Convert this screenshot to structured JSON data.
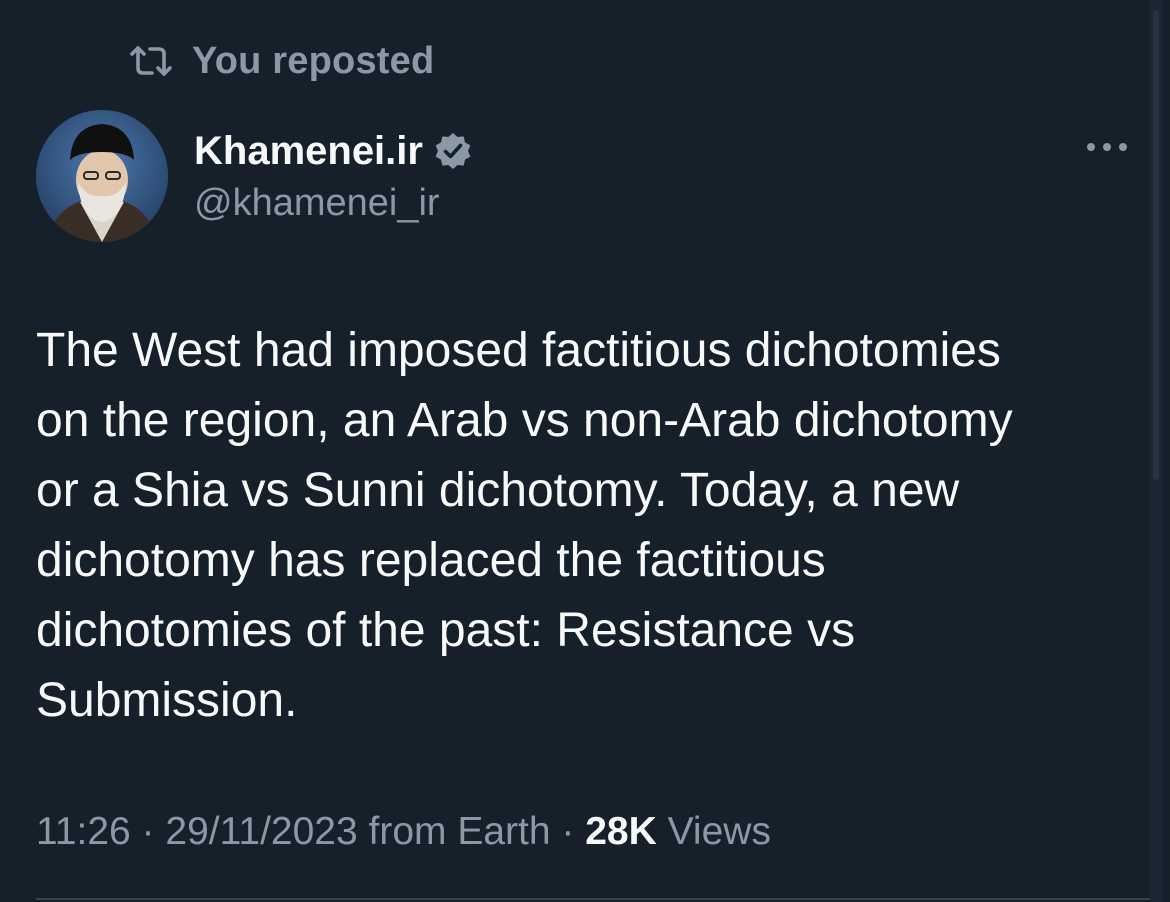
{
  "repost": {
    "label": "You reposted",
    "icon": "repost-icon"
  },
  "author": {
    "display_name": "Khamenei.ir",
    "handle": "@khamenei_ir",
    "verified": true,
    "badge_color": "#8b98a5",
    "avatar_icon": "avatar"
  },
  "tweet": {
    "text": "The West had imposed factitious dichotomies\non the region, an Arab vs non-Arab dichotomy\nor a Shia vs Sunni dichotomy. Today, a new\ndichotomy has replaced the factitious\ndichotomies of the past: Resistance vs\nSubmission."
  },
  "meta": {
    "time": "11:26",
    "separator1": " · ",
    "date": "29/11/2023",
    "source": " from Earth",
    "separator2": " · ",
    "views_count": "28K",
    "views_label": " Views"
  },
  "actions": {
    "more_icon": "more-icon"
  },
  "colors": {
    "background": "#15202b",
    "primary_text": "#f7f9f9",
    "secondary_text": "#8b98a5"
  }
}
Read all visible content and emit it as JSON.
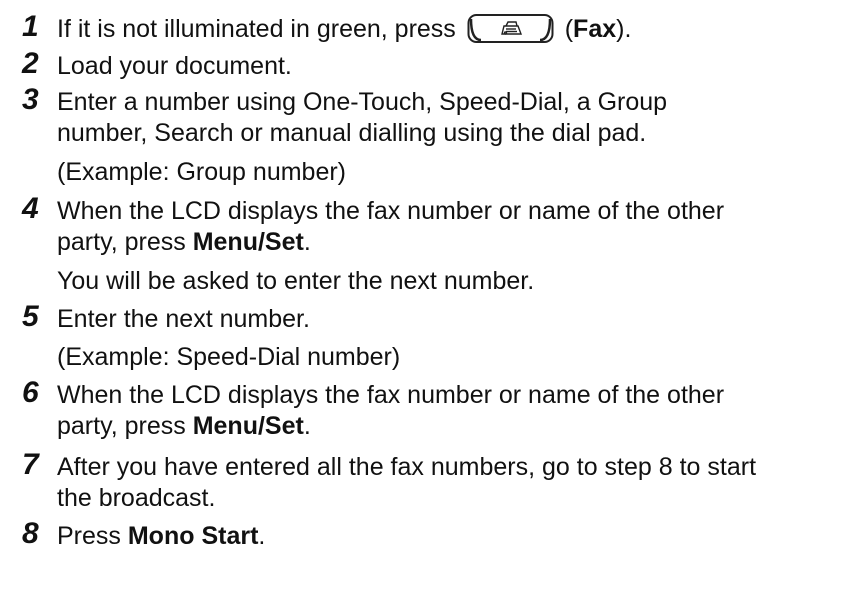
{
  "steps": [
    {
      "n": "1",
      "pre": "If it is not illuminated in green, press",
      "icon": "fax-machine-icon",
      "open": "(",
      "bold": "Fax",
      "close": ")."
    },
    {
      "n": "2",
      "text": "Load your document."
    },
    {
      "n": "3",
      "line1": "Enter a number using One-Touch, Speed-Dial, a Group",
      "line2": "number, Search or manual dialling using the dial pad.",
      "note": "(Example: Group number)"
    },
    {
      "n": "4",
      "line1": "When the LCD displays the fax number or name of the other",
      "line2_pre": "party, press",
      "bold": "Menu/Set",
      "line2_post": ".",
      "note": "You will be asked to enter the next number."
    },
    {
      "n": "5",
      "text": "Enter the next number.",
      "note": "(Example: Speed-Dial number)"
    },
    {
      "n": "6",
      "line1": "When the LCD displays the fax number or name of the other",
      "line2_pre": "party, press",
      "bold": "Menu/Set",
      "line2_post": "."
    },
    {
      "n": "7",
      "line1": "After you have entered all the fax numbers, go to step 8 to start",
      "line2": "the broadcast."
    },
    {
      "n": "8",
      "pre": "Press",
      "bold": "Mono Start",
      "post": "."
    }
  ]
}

▬▬▬▬▬▬

What you should do
Show all lines in the entries above where the string "Group" appears.

Task result
      "line1": "Enter a number using One-Touch, Speed-Dial, a Group",
      "note": "(Example: Group number)"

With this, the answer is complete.